== MATERIAL PROVIDED ==

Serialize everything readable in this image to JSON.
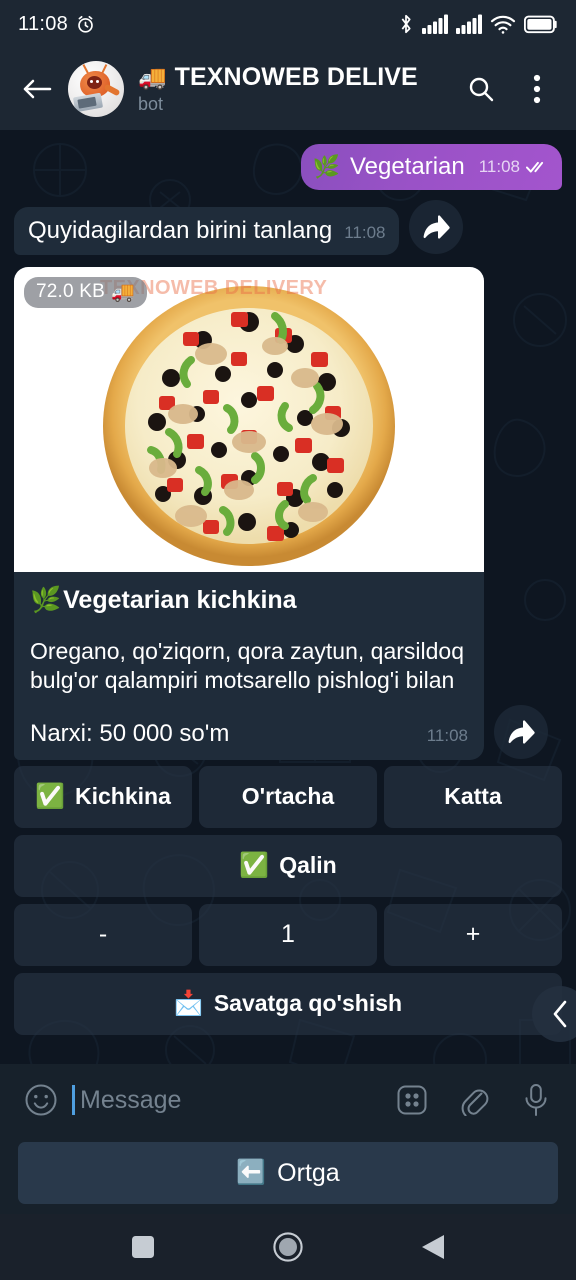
{
  "statusbar": {
    "time": "11:08",
    "icons": [
      "alarm-icon",
      "bluetooth-icon",
      "signal-icon",
      "signal-icon",
      "wifi-icon",
      "battery-icon"
    ]
  },
  "header": {
    "back_label": "back-arrow",
    "title_emoji": "🚚",
    "title": "TEXNOWEB DELIVE",
    "subtitle": "bot",
    "search_label": "search-icon",
    "menu_label": "more-options-icon"
  },
  "messages": {
    "outgoing": {
      "emoji": "🌿",
      "text": "Vegetarian",
      "time": "11:08",
      "status": "read"
    },
    "incoming_prompt": {
      "text": "Quyidagilardan birini tanlang",
      "time": "11:08"
    },
    "product_card": {
      "file_size": "72.0 KB",
      "file_emoji": "🚚",
      "watermark": "TEXNOWEB DELIVERY",
      "title_emoji": "🌿",
      "title": "Vegetarian kichkina",
      "description": "Oregano, qo'ziqorn, qora zaytun, qarsildoq bulg'or qalampiri motsarello pishlog'i bilan",
      "price": "Narxi: 50 000 so'm",
      "time": "11:08"
    }
  },
  "inline_keyboard": {
    "rows": [
      [
        {
          "emoji": "✅",
          "label": "Kichkina",
          "selected": true
        },
        {
          "emoji": "",
          "label": "O'rtacha",
          "selected": false
        },
        {
          "emoji": "",
          "label": "Katta",
          "selected": false
        }
      ],
      [
        {
          "emoji": "✅",
          "label": "Qalin",
          "selected": true
        }
      ],
      [
        {
          "emoji": "",
          "label": "-",
          "selected": false
        },
        {
          "emoji": "",
          "label": "1",
          "selected": false
        },
        {
          "emoji": "",
          "label": "+",
          "selected": false
        }
      ],
      [
        {
          "emoji": "📩",
          "label": "Savatga qo'shish",
          "selected": false
        }
      ]
    ]
  },
  "composer": {
    "emoji_button": "smiley-icon",
    "placeholder": "Message",
    "value": "",
    "attach_label": "paperclip-icon",
    "keyboard_label": "bot-commands-icon",
    "mic_label": "microphone-icon"
  },
  "reply_keyboard": {
    "back_emoji": "⬅️",
    "back_label": "Ortga"
  },
  "navbar": {
    "recents": "recents-square-icon",
    "home": "home-circle-icon",
    "back": "back-triangle-icon"
  },
  "colors": {
    "chat_bg": "#0e1621",
    "header_bg": "#1d2733",
    "bubble_in": "#1f2c3a",
    "bubble_out": "#9a52c7",
    "accent": "#4f9fe0",
    "reply_btn": "#29394b"
  }
}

===

Find the lines above that include the string "time" and copy them.

    "time": "11:08",
      "time": "11:08",
      "time": "11:08"
      "time": "11:08"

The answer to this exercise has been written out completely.